** START Records shown **

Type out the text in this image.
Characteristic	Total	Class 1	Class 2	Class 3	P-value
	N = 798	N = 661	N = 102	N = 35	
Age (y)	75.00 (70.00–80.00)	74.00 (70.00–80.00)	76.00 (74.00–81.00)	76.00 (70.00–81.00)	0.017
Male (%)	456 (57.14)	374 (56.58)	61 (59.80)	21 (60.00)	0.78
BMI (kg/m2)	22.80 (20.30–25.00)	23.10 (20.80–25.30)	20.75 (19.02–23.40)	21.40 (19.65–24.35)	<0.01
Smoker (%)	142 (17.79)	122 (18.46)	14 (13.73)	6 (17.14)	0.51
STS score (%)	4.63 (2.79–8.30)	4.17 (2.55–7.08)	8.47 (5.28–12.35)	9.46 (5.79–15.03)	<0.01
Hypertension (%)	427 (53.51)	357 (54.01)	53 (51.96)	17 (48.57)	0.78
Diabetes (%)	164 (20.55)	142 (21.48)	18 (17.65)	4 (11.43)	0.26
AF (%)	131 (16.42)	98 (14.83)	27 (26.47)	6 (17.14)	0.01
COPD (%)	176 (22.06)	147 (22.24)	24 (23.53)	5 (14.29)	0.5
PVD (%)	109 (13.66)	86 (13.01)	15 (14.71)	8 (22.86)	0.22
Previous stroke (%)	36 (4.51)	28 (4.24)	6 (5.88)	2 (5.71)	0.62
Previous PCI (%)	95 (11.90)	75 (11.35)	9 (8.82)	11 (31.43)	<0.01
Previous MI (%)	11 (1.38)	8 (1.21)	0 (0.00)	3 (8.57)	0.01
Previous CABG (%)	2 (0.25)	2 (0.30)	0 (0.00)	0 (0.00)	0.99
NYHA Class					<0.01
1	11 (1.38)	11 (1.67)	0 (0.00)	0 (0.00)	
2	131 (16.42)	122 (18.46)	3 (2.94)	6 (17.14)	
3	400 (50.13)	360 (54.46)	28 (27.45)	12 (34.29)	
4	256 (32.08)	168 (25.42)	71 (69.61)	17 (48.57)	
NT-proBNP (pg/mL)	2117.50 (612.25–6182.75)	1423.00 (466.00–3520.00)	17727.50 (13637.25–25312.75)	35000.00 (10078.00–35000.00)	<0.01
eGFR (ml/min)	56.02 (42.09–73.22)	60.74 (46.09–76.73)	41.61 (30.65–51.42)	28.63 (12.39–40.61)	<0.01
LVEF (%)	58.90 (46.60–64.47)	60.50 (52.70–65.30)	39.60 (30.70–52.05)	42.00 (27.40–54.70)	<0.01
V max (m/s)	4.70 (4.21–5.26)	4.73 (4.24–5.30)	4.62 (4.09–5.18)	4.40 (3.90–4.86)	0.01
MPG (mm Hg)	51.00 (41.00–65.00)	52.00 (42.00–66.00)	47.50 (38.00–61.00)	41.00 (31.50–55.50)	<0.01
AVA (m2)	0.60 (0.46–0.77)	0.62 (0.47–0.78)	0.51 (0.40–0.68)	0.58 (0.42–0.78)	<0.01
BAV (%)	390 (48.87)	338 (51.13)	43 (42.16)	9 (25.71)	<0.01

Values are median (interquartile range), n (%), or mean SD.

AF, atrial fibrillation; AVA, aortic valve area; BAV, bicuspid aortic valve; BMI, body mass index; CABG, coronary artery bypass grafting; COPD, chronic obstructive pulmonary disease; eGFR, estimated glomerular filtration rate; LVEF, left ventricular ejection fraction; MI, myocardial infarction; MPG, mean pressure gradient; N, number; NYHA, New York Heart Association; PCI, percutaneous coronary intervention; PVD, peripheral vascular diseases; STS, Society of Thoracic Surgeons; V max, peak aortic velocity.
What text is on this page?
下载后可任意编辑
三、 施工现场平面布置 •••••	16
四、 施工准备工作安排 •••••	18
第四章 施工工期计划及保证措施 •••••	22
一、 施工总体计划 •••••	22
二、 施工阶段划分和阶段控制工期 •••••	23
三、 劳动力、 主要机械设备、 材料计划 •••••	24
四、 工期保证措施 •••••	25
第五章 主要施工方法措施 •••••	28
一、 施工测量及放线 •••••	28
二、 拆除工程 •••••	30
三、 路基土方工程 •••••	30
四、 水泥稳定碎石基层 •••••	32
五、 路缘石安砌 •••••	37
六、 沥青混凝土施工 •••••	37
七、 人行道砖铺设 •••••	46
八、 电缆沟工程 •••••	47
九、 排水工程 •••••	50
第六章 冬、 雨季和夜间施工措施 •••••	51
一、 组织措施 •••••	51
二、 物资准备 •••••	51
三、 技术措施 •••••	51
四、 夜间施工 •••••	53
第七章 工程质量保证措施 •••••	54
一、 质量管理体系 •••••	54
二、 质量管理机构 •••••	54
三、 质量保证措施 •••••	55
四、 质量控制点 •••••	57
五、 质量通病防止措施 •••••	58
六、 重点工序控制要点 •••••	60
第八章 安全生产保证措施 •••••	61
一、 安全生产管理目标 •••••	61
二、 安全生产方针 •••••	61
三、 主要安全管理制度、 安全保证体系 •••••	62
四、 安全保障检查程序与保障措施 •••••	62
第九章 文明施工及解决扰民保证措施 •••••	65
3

** END Records shown **

▶ Task objective: Repeat all the records. Match each line exactly.

▶ Solution:
Type out the text in this image.
Characteristic	Total	Class 1	Class 2	Class 3	P-value
	N = 798	N = 661	N = 102	N = 35	
Age (y)	75.00 (70.00–80.00)	74.00 (70.00–80.00)	76.00 (74.00–81.00)	76.00 (70.00–81.00)	0.017
Male (%)	456 (57.14)	374 (56.58)	61 (59.80)	21 (60.00)	0.78
BMI (kg/m2)	22.80 (20.30–25.00)	23.10 (20.80–25.30)	20.75 (19.02–23.40)	21.40 (19.65–24.35)	<0.01
Smoker (%)	142 (17.79)	122 (18.46)	14 (13.73)	6 (17.14)	0.51
STS score (%)	4.63 (2.79–8.30)	4.17 (2.55–7.08)	8.47 (5.28–12.35)	9.46 (5.79–15.03)	<0.01
Hypertension (%)	427 (53.51)	357 (54.01)	53 (51.96)	17 (48.57)	0.78
Diabetes (%)	164 (20.55)	142 (21.48)	18 (17.65)	4 (11.43)	0.26
AF (%)	131 (16.42)	98 (14.83)	27 (26.47)	6 (17.14)	0.01
COPD (%)	176 (22.06)	147 (22.24)	24 (23.53)	5 (14.29)	0.5
PVD (%)	109 (13.66)	86 (13.01)	15 (14.71)	8 (22.86)	0.22
Previous stroke (%)	36 (4.51)	28 (4.24)	6 (5.88)	2 (5.71)	0.62
Previous PCI (%)	95 (11.90)	75 (11.35)	9 (8.82)	11 (31.43)	<0.01
Previous MI (%)	11 (1.38)	8 (1.21)	0 (0.00)	3 (8.57)	0.01
Previous CABG (%)	2 (0.25)	2 (0.30)	0 (0.00)	0 (0.00)	0.99
NYHA Class					<0.01
1	11 (1.38)	11 (1.67)	0 (0.00)	0 (0.00)	
2	131 (16.42)	122 (18.46)	3 (2.94)	6 (17.14)	
3	400 (50.13)	360 (54.46)	28 (27.45)	12 (34.29)	
4	256 (32.08)	168 (25.42)	71 (69.61)	17 (48.57)	
NT-proBNP (pg/mL)	2117.50 (612.25–6182.75)	1423.00 (466.00–3520.00)	17727.50 (13637.25–25312.75)	35000.00 (10078.00–35000.00)	<0.01
eGFR (ml/min)	56.02 (42.09–73.22)	60.74 (46.09–76.73)	41.61 (30.65–51.42)	28.63 (12.39–40.61)	<0.01
LVEF (%)	58.90 (46.60–64.47)	60.50 (52.70–65.30)	39.60 (30.70–52.05)	42.00 (27.40–54.70)	<0.01
V max (m/s)	4.70 (4.21–5.26)	4.73 (4.24–5.30)	4.62 (4.09–5.18)	4.40 (3.90–4.86)	0.01
MPG (mm Hg)	51.00 (41.00–65.00)	52.00 (42.00–66.00)	47.50 (38.00–61.00)	41.00 (31.50–55.50)	<0.01
AVA (m2)	0.60 (0.46–0.77)	0.62 (0.47–0.78)	0.51 (0.40–0.68)	0.58 (0.42–0.78)	<0.01
BAV (%)	390 (48.87)	338 (51.13)	43 (42.16)	9 (25.71)	<0.01

Values are median (interquartile range), n (%), or mean SD.

AF, atrial fibrillation; AVA, aortic valve area; BAV, bicuspid aortic valve; BMI, body mass index; CABG, coronary artery bypass grafting; COPD, chronic obstructive pulmonary disease; eGFR, estimated glomerular filtration rate; LVEF, left ventricular ejection fraction; MI, myocardial infarction; MPG, mean pressure gradient; N, number; NYHA, New York Heart Association; PCI, percutaneous coronary intervention; PVD, peripheral vascular diseases; STS, Society of Thoracic Surgeons; V max, peak aortic velocity.
What text is on this page?
下载后可任意编辑
三、 施工现场平面布置 •••••	16
四、 施工准备工作安排 •••••	18
第四章 施工工期计划及保证措施 •••••	22
一、 施工总体计划 •••••	22
二、 施工阶段划分和阶段控制工期 •••••	23
三、 劳动力、 主要机械设备、 材料计划 •••••	24
四、 工期保证措施 •••••	25
第五章 主要施工方法措施 •••••	28
一、 施工测量及放线 •••••	28
二、 拆除工程 •••••	30
三、 路基土方工程 •••••	30
四、 水泥稳定碎石基层 •••••	32
五、 路缘石安砌 •••••	37
六、 沥青混凝土施工 •••••	37
七、 人行道砖铺设 •••••	46
八、 电缆沟工程 •••••	47
九、 排水工程 •••••	50
第六章 冬、 雨季和夜间施工措施 •••••	51
一、 组织措施 •••••	51
二、 物资准备 •••••	51
三、 技术措施 •••••	51
四、 夜间施工 •••••	53
第七章 工程质量保证措施 •••••	54
一、 质量管理体系 •••••	54
二、 质量管理机构 •••••	54
三、 质量保证措施 •••••	55
四、 质量控制点 •••••	57
五、 质量通病防止措施 •••••	58
六、 重点工序控制要点 •••••	60
第八章 安全生产保证措施 •••••	61
一、 安全生产管理目标 •••••	61
二、 安全生产方针 •••••	61
三、 主要安全管理制度、 安全保证体系 •••••	62
四、 安全保障检查程序与保障措施 •••••	62
第九章 文明施工及解决扰民保证措施 •••••	65
3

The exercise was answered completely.